Request: Of the lines in the entries, how many hold the word "coulomb"? Give that number alone.
───── Input material
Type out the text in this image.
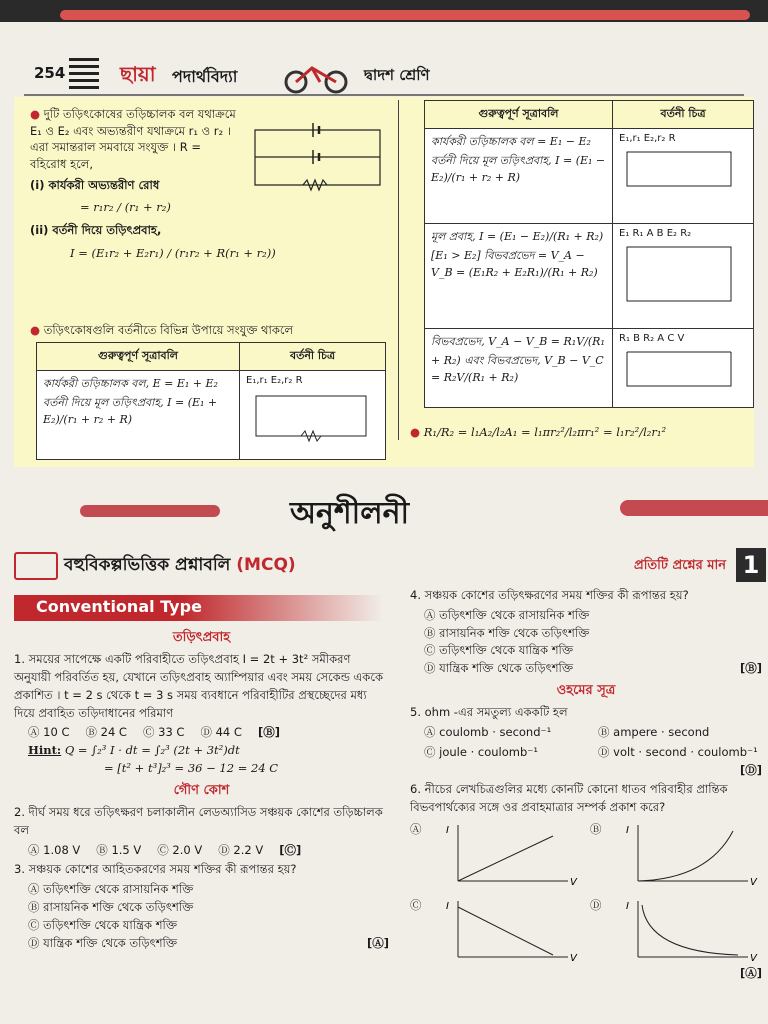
254	ছায়া পদার্থবিদ্যা	দ্বাদশ শ্রেণি
● দুটি তড়িৎকোষের তড়িচ্চালক বল যথাক্রমে E₁ ও E₂ এবং অভ্যন্তরীণ যথাক্রমে r₁ ও r₂ । এরা সমান্তরাল সমবায়ে সংযুক্ত । R = বহিরোধ হলে,
(i) কার্যকরী অভ্যন্তরীণ রোধ
= r₁r₂ / (r₁ + r₂)
(ii) বর্তনী দিয়ে তড়িৎপ্রবাহ,
I = (E₁r₂ + E₂r₁) / (r₁r₂ + R(r₁ + r₂))
● তড়িৎকোষগুলি বর্তনীতে বিভিন্ন উপায়ে সংযুক্ত থাকলে
গুরুত্বপূর্ণ সূত্রাবলি	বর্তনী চিত্র
কার্যকরী তড়িচ্চালক বল, E = E₁ + E₂ বর্তনী দিয়ে মূল তড়িৎপ্রবাহ, I = (E₁ + E₂)/(r₁ + r₂ + R)	E₁,r₁ E₂,r₂ R
গুরুত্বপূর্ণ সূত্রাবলি	বর্তনী চিত্র
কার্যকরী তড়িচ্চালক বল = E₁ − E₂ বর্তনী দিয়ে মূল তড়িৎপ্রবাহ, I = (E₁ − E₂)/(r₁ + r₂ + R)	E₁,r₁ E₂,r₂ R

মূল প্রবাহ, I = (E₁ − E₂)/(R₁ + R₂) [E₁ > E₂] বিভবপ্রভেদ = V_A − V_B = (E₁R₂ + E₂R₁)/(R₁ + R₂)	E₁ R₁ A B E₂ R₂

বিভবপ্রভেদ, V_A − V_B = R₁V/(R₁ + R₂) এবং বিভবপ্রভেদ, V_B − V_C = R₂V/(R₁ + R₂)	R₁ B R₂ A C V
● R₁/R₂ = l₁A₂/l₂A₁ = l₁πr₂²/l₂πr₁² = l₁r₂²/l₂r₁²
অনুশীলনী
বহুবিকল্পভিত্তিক প্রশ্নাবলি (MCQ)	প্রতিটি প্রশ্নের মান 1
Conventional Type
তড়িৎপ্রবাহ
1. সময়ের সাপেক্ষে একটি পরিবাহীতে তড়িৎপ্রবাহ I = 2t + 3t² সমীকরণ অনুযায়ী পরিবর্তিত হয়, যেখানে তড়িৎপ্রবাহ অ্যাম্পিয়ার এবং সময় সেকেন্ড এককে প্রকাশিত । t = 2 s থেকে t = 3 s সময় ব্যবধানে পরিবাহীটির প্রস্থচ্ছেদের মধ্য দিয়ে প্রবাহিত তড়িদাধানের পরিমাণ
Ⓐ 10 C Ⓑ 24 C Ⓒ 33 C Ⓓ 44 C [Ⓑ]
Hint: Q = ∫₂³ I · dt = ∫₂³ (2t + 3t²)dt
= [t² + t³]₂³ = 36 − 12 = 24 C
গৌণ কোশ
2. দীর্ঘ সময় ধরে তড়িৎক্ষরণ চলাকালীন লেডঅ্যাসিড সঞ্চয়ক কোশের তড়িচ্চালক বল
Ⓐ 1.08 V Ⓑ 1.5 V Ⓒ 2.0 V Ⓓ 2.2 V [Ⓒ]
3. সঞ্চয়ক কোশের আহিতকরণের সময় শক্তির কী রূপান্তর হয়?
Ⓐ তড়িৎশক্তি থেকে রাসায়নিক শক্তি
Ⓑ রাসায়নিক শক্তি থেকে তড়িৎশক্তি
Ⓒ তড়িৎশক্তি থেকে যান্ত্রিক শক্তি
Ⓓ যান্ত্রিক শক্তি থেকে তড়িৎশক্তি	[Ⓐ]
4. সঞ্চয়ক কোশের তড়িৎক্ষরণের সময় শক্তির কী রূপান্তর হয়?
Ⓐ তড়িৎশক্তি থেকে রাসায়নিক শক্তি
Ⓑ রাসায়নিক শক্তি থেকে তড়িৎশক্তি
Ⓒ তড়িৎশক্তি থেকে যান্ত্রিক শক্তি
Ⓓ যান্ত্রিক শক্তি থেকে তড়িৎশক্তি	[Ⓑ]
ওহমের সূত্র
5. ohm -এর সমতুল্য এককটি হল
Ⓐ coulomb · second⁻¹	Ⓑ ampere · second
Ⓒ joule · coulomb⁻¹	Ⓓ volt · second · coulomb⁻¹
[Ⓓ]
6. নীচের লেখচিত্রগুলির মধ্যে কোনটি কোনো ধাতব পরিবাহীর প্রান্তিক বিভবপার্থক্যের সঙ্গে ওর প্রবাহমাত্রার সম্পর্ক প্রকাশ করে?
Ⓐ I
V
Ⓑ I
V
Ⓒ I
V
Ⓓ I
V
[Ⓐ]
──────────
Full solution: 2